Data excerpts:

* BEGIN *

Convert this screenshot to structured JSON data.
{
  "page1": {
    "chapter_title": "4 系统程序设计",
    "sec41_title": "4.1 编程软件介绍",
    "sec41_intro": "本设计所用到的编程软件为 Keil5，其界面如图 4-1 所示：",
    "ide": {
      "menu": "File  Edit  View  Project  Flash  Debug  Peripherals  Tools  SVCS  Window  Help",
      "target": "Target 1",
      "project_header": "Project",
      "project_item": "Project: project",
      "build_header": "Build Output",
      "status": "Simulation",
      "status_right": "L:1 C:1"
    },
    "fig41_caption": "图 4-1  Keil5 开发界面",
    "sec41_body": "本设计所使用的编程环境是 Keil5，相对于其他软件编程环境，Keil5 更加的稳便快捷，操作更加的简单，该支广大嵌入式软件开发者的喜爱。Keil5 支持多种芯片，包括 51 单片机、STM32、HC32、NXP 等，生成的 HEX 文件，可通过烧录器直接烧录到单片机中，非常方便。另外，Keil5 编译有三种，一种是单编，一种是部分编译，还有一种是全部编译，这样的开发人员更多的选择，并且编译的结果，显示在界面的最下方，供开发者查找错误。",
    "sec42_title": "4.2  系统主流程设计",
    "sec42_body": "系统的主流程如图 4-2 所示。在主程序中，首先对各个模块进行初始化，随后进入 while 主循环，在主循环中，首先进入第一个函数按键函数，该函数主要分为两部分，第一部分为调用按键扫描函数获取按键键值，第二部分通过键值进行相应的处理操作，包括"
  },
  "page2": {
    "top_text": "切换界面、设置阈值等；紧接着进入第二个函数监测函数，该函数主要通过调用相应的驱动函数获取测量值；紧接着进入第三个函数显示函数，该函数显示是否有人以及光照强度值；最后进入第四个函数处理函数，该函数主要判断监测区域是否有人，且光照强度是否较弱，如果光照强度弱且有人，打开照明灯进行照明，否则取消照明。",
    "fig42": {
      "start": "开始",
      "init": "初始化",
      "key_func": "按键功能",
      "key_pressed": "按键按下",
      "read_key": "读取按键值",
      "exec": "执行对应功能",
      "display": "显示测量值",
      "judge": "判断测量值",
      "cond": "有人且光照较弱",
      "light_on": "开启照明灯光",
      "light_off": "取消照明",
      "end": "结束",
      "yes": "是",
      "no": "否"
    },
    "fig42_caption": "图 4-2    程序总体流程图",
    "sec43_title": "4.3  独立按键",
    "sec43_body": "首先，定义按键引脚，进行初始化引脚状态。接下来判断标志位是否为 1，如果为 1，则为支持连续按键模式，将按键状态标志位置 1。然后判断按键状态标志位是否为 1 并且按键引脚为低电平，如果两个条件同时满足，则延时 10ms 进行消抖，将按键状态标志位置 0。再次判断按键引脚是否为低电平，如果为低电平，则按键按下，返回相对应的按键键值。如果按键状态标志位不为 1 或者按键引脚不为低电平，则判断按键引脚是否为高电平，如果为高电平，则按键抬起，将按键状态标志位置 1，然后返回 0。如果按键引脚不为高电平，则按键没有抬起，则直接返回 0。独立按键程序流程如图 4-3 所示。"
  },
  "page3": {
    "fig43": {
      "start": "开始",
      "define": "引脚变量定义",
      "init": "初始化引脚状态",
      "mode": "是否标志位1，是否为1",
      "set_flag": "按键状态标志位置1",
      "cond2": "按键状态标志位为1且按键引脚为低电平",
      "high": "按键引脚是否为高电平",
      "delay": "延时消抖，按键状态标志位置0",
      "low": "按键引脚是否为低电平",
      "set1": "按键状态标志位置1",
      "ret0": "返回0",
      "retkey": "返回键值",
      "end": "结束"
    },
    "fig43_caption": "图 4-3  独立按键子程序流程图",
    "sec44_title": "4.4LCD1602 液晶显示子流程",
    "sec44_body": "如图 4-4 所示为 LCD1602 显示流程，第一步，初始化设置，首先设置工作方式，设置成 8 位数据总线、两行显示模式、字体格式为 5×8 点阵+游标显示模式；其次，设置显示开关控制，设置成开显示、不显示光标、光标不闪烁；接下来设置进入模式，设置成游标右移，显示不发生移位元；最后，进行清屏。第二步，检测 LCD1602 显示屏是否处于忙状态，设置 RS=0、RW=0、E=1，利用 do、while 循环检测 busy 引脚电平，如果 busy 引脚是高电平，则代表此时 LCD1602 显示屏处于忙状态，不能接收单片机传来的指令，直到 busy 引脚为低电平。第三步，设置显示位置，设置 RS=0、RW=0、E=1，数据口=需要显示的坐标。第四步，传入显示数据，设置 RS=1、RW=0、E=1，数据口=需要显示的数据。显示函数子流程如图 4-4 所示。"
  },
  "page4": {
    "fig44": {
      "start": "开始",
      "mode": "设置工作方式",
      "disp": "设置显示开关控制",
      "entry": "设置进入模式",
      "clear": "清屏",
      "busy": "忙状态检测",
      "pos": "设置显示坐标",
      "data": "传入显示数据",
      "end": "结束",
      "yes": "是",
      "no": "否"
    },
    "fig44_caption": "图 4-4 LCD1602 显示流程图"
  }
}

* END *
* BEGIN *

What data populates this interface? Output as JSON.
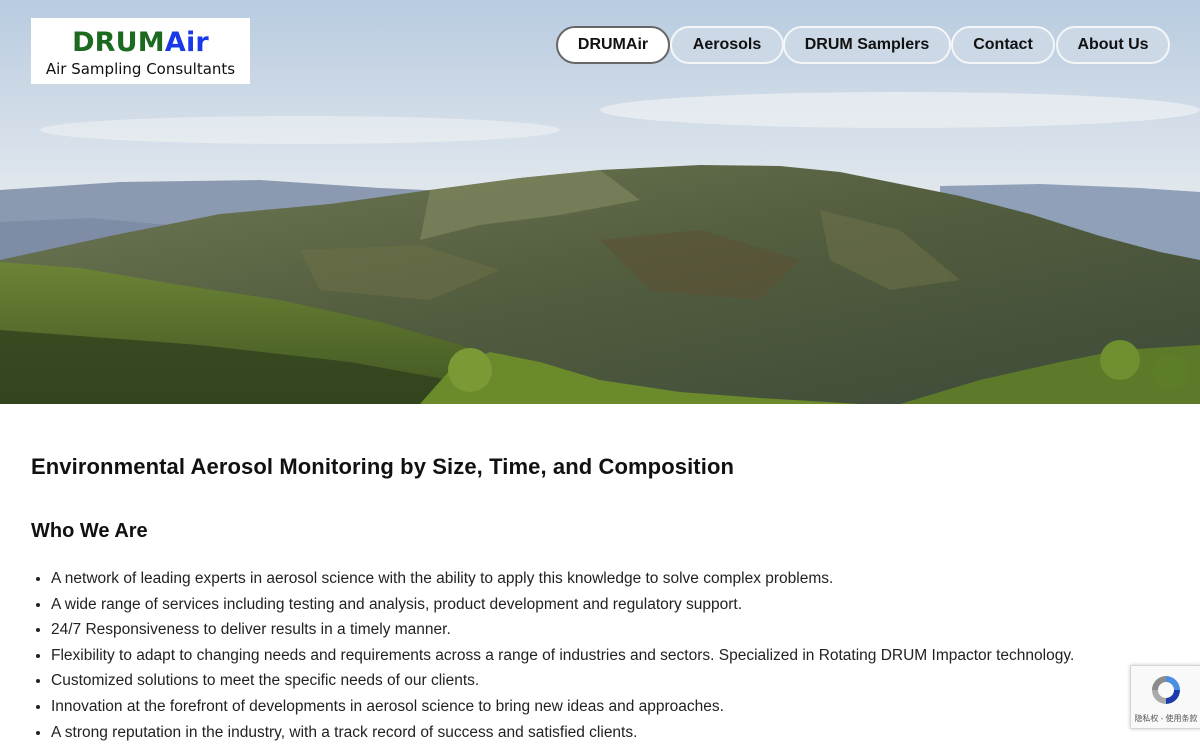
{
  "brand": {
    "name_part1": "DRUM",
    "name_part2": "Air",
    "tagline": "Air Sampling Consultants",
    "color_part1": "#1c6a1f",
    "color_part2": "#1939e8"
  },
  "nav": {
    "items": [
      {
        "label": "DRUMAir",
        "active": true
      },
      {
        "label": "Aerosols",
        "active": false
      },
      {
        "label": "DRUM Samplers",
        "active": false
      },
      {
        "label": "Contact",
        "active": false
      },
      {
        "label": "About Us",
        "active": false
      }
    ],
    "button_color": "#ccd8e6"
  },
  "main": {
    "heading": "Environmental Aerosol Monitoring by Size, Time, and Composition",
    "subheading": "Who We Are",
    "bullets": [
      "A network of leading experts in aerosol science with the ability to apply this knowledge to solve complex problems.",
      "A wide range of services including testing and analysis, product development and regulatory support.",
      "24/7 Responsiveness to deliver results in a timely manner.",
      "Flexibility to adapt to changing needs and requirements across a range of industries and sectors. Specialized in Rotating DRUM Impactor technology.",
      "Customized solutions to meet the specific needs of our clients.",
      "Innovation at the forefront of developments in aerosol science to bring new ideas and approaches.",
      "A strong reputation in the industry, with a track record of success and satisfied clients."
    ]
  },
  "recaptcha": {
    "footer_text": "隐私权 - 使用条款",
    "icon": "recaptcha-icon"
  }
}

* END *

▶ Aim:
Identify the lines above that contain the word "with", then copy them.

▶ Full output:
      "A network of leading experts in aerosol science with the ability to apply this knowledge to solve complex problems.",
      "A strong reputation in the industry, with a track record of success and satisfied clients."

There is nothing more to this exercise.